Provide only the number of lines in the listing that contain the string "teores".

### Listed records:

begin

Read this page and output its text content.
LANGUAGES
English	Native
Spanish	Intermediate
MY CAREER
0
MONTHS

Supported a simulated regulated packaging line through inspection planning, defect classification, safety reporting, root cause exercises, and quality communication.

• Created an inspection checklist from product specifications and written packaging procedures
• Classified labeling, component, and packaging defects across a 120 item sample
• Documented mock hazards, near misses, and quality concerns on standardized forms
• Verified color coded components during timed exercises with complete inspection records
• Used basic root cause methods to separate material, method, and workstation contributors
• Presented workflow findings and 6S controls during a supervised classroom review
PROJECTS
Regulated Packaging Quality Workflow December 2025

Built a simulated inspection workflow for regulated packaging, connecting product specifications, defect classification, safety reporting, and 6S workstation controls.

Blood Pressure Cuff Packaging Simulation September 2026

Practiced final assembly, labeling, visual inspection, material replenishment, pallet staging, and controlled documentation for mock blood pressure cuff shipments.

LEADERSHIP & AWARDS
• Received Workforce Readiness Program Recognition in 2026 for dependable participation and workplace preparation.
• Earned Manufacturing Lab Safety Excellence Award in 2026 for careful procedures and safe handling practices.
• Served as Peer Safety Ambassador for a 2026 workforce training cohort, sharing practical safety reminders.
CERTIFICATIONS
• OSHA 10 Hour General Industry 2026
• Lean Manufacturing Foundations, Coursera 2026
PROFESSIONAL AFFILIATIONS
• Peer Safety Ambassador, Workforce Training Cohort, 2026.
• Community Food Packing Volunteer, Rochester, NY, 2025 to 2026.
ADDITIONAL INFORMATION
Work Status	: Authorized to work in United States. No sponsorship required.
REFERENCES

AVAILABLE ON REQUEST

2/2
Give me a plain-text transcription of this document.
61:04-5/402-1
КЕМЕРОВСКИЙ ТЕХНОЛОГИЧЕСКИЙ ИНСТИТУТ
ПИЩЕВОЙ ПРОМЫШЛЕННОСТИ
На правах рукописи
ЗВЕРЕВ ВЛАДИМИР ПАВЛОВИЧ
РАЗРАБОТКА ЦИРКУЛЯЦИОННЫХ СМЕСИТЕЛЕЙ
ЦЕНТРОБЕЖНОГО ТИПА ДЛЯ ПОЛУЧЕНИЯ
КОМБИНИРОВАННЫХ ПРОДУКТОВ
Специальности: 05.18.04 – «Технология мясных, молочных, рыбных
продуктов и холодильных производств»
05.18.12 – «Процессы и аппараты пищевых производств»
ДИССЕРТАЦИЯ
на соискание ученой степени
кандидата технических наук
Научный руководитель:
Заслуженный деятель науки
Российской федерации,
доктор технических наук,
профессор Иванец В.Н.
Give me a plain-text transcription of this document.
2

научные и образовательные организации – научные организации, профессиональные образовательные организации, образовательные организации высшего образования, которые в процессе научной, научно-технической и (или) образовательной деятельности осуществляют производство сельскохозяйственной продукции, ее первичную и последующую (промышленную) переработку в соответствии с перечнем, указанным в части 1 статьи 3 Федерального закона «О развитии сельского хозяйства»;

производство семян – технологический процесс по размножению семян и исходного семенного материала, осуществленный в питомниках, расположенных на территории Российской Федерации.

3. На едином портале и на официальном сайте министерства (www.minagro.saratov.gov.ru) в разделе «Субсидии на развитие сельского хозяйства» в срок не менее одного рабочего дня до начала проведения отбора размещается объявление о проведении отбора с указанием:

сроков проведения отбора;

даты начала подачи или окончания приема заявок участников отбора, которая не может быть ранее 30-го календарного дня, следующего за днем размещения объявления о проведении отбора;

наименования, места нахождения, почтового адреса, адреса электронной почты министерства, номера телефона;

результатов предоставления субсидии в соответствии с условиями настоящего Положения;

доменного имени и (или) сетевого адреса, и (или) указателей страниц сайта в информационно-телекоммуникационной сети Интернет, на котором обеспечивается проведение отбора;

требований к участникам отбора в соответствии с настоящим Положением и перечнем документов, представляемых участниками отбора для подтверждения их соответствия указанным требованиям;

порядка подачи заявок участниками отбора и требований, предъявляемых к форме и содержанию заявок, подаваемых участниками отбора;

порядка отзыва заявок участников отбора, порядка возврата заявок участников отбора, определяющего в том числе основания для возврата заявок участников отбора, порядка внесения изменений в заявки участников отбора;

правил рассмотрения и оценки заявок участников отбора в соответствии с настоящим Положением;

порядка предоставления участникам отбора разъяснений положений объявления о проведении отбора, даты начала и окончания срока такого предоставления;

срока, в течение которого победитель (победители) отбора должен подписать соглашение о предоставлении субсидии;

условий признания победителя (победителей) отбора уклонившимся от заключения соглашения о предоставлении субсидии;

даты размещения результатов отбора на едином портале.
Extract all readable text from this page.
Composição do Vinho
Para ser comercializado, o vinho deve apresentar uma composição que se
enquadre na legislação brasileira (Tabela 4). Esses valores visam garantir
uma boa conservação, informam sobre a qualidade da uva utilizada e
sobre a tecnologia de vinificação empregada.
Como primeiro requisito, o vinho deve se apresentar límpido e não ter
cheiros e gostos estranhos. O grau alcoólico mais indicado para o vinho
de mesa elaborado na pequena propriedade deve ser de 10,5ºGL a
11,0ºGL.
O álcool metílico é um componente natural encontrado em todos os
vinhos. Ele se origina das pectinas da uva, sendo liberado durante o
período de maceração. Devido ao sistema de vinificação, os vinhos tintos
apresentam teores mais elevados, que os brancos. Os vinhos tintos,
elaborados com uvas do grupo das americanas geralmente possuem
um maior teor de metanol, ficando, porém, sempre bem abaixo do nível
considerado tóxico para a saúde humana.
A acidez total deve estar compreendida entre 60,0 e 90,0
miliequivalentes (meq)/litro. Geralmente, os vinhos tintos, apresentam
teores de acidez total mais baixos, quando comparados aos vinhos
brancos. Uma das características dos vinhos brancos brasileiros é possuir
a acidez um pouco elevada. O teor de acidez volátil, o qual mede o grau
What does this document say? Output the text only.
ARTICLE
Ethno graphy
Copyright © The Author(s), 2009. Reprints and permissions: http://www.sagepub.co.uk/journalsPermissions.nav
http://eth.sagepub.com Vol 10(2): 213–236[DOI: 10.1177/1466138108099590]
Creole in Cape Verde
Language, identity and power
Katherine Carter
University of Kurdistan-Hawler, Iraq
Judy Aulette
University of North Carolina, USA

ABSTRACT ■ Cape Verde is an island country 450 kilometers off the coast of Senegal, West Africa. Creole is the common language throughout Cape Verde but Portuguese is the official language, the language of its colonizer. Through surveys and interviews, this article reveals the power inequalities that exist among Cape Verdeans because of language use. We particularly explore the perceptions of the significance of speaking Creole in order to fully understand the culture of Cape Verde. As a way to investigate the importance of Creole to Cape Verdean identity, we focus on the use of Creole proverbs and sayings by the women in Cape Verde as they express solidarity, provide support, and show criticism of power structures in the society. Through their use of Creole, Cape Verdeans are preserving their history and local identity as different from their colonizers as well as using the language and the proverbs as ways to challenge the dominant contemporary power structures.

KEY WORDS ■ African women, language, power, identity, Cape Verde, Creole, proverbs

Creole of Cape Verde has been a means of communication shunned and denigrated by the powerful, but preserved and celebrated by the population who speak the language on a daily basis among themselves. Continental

end

### Exercise response:
2